> **REQUEST**
Pull each line containing "JSON" out of the data and copy it.

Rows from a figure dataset

## START

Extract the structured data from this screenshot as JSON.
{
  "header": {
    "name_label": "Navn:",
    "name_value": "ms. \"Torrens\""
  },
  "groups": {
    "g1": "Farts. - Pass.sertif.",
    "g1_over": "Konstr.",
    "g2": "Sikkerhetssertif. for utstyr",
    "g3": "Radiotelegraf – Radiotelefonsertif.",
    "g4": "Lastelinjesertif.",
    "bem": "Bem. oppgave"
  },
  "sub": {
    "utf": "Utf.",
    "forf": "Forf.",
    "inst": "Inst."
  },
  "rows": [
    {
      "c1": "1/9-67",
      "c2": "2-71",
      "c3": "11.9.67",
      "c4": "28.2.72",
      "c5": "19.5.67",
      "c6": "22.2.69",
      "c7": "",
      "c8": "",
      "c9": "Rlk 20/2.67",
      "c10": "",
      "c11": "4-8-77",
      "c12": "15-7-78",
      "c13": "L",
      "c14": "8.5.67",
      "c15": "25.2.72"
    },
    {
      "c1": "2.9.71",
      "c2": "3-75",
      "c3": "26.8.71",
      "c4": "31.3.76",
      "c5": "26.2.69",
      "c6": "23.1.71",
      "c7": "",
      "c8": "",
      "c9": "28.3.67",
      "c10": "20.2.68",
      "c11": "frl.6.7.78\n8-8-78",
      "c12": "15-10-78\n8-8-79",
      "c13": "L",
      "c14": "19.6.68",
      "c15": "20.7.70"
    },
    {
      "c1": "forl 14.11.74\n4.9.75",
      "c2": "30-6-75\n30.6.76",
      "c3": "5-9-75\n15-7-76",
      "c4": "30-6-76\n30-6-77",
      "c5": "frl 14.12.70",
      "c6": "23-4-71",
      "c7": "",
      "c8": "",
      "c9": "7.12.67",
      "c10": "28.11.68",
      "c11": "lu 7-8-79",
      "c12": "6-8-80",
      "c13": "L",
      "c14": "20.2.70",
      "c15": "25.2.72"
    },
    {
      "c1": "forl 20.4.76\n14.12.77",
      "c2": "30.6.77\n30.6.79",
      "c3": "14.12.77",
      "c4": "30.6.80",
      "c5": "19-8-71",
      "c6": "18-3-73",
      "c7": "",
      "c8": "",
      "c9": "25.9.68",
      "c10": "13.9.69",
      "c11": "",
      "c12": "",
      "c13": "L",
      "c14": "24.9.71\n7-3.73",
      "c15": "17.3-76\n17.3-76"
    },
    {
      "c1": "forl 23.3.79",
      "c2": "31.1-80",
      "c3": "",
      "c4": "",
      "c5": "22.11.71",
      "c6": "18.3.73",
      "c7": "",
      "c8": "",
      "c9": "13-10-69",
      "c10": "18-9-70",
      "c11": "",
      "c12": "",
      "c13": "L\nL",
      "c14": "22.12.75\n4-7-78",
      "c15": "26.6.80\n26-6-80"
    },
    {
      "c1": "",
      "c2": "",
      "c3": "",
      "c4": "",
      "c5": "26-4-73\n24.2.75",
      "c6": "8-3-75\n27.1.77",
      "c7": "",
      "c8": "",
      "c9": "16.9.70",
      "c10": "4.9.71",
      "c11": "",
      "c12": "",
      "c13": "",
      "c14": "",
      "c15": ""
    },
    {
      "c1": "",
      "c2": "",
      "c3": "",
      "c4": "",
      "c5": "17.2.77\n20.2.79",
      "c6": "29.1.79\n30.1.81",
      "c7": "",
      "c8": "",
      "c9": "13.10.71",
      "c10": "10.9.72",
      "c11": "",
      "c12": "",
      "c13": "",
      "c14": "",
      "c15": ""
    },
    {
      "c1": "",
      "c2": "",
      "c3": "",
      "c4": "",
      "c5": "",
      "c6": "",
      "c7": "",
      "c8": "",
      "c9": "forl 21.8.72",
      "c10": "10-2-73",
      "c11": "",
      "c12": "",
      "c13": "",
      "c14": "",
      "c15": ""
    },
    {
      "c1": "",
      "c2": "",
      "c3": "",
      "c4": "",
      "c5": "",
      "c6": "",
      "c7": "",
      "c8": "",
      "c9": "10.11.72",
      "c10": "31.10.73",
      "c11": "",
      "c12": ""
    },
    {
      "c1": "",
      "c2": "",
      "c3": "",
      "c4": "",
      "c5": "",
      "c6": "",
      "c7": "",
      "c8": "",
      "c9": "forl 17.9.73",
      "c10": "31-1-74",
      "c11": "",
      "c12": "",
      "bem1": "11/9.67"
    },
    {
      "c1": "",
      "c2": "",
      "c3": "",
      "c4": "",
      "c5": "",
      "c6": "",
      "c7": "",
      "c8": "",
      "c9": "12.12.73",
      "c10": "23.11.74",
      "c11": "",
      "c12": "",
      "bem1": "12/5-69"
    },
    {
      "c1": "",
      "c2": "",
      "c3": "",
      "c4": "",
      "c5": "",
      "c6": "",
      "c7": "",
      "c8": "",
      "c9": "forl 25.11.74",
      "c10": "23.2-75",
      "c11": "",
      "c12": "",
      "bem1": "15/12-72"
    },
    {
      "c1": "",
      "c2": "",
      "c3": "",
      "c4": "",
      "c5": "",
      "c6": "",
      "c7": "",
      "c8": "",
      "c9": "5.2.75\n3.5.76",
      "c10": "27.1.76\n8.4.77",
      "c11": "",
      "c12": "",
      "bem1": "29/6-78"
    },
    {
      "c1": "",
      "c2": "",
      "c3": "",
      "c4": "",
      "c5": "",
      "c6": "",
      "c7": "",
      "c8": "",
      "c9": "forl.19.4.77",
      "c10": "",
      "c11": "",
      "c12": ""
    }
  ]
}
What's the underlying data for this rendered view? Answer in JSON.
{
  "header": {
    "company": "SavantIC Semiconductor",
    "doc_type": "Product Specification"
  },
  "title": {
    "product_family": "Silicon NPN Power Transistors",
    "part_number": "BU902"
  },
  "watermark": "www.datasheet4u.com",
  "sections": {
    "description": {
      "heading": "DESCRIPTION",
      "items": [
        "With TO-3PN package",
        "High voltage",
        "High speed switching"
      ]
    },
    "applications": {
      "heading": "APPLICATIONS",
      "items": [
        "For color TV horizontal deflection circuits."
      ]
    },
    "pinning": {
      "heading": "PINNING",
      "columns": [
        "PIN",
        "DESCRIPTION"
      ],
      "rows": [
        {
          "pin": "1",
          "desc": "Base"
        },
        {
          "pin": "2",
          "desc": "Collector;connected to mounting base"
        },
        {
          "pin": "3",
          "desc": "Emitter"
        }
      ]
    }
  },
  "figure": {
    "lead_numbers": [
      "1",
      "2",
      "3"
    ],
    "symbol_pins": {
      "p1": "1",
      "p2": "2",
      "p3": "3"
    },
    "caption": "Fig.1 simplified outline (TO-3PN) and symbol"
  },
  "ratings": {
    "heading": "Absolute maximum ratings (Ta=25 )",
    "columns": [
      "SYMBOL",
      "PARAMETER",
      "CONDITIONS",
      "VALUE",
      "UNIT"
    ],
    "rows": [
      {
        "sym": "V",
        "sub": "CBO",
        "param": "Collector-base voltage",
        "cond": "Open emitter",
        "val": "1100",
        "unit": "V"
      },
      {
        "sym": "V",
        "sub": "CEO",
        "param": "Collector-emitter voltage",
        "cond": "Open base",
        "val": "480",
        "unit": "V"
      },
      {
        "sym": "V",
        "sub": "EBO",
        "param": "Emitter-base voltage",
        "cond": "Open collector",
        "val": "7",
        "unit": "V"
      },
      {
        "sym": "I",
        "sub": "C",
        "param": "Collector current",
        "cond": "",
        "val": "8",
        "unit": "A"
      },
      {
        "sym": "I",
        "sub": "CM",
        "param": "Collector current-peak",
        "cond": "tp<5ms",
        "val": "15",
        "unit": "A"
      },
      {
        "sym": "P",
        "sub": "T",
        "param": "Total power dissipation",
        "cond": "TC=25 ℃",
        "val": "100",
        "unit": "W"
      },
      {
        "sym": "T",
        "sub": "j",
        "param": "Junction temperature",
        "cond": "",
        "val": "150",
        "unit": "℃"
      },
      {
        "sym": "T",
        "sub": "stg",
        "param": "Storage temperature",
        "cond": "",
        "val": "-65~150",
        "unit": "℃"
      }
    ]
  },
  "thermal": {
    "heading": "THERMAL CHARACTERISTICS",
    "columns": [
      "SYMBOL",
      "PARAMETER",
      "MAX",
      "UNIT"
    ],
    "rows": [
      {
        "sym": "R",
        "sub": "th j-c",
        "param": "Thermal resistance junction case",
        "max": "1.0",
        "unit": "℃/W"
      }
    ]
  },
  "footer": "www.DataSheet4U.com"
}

## END

> **WRITTEN ANSWER**
Extract the structured data from this screenshot as JSON.
What's the underlying data for this rendered view? Answer in JSON.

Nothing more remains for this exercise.